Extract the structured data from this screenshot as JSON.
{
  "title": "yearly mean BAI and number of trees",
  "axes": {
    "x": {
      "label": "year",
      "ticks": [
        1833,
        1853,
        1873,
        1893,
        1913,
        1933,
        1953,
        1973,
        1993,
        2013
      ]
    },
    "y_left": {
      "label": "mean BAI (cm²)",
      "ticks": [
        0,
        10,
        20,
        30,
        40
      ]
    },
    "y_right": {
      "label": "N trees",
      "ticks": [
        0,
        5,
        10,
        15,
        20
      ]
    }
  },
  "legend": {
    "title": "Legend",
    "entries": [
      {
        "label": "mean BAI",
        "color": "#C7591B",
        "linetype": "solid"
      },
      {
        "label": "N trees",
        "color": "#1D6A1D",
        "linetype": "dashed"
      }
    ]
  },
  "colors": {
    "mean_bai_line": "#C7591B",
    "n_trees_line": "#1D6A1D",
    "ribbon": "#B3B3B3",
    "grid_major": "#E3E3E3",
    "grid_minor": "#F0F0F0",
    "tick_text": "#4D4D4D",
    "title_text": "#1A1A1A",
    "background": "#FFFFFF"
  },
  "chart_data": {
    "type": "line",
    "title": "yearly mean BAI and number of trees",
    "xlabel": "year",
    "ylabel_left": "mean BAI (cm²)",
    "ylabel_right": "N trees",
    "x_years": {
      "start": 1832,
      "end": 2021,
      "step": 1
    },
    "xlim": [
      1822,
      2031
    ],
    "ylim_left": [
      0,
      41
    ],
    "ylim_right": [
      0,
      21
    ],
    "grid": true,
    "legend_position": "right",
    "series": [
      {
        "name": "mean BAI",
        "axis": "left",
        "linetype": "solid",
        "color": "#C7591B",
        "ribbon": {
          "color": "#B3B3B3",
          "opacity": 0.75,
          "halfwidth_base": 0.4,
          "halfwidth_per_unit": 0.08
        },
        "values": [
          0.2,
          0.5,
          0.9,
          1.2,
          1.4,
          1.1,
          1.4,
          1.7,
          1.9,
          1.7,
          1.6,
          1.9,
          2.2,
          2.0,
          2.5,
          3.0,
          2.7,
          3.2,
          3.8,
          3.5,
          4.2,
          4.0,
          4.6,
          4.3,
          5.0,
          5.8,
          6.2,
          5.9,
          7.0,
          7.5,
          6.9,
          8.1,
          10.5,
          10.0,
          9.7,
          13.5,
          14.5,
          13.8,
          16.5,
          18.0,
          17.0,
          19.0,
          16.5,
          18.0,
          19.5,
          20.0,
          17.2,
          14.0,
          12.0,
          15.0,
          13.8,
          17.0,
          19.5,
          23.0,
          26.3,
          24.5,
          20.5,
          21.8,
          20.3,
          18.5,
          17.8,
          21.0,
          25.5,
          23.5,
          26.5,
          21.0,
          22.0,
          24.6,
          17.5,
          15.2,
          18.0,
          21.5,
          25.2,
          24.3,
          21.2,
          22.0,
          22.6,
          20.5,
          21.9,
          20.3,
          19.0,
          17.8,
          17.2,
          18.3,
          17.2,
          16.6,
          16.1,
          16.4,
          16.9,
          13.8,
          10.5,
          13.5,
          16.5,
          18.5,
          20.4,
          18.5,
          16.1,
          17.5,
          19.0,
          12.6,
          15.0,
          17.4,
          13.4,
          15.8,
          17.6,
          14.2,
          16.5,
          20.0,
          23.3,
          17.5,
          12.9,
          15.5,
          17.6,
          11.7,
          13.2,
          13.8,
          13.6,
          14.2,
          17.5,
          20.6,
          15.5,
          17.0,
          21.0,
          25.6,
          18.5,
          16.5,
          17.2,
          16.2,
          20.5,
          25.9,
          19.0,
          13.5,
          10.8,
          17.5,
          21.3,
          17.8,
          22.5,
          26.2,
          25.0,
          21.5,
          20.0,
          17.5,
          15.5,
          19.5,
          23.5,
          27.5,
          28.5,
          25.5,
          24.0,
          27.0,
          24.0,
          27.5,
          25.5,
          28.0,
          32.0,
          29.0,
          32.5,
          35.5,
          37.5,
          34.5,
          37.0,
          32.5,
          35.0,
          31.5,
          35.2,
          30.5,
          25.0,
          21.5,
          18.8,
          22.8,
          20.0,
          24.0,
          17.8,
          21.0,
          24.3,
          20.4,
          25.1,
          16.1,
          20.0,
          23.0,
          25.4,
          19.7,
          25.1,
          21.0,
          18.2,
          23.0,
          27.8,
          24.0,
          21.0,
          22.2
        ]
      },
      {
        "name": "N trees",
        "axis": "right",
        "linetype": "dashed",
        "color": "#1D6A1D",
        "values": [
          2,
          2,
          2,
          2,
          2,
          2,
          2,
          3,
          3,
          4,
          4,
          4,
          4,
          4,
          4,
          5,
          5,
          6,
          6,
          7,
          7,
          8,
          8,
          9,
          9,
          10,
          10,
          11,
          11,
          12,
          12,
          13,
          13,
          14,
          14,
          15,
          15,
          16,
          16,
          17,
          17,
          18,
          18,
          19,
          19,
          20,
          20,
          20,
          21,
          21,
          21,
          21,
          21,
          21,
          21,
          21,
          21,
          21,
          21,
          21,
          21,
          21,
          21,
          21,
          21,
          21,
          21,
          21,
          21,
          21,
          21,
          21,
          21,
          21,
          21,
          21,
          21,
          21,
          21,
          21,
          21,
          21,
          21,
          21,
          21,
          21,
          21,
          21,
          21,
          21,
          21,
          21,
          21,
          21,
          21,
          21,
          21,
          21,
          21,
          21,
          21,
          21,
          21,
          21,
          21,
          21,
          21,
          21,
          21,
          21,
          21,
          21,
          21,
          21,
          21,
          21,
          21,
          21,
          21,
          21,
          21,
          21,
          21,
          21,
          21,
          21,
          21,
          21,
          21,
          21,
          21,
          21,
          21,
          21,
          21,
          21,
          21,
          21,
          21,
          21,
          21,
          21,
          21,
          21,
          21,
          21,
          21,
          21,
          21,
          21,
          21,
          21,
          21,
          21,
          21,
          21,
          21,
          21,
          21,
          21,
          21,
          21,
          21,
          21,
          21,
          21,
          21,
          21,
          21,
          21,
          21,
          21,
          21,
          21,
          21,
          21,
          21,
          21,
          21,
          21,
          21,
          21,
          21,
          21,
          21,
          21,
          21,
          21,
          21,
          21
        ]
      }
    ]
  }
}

· · · ·

**EXERCISE AIM**:
Among the lines of the material above, how many include the string "yearly"? Report only that number.

**CORRECT OUTPUT**:
2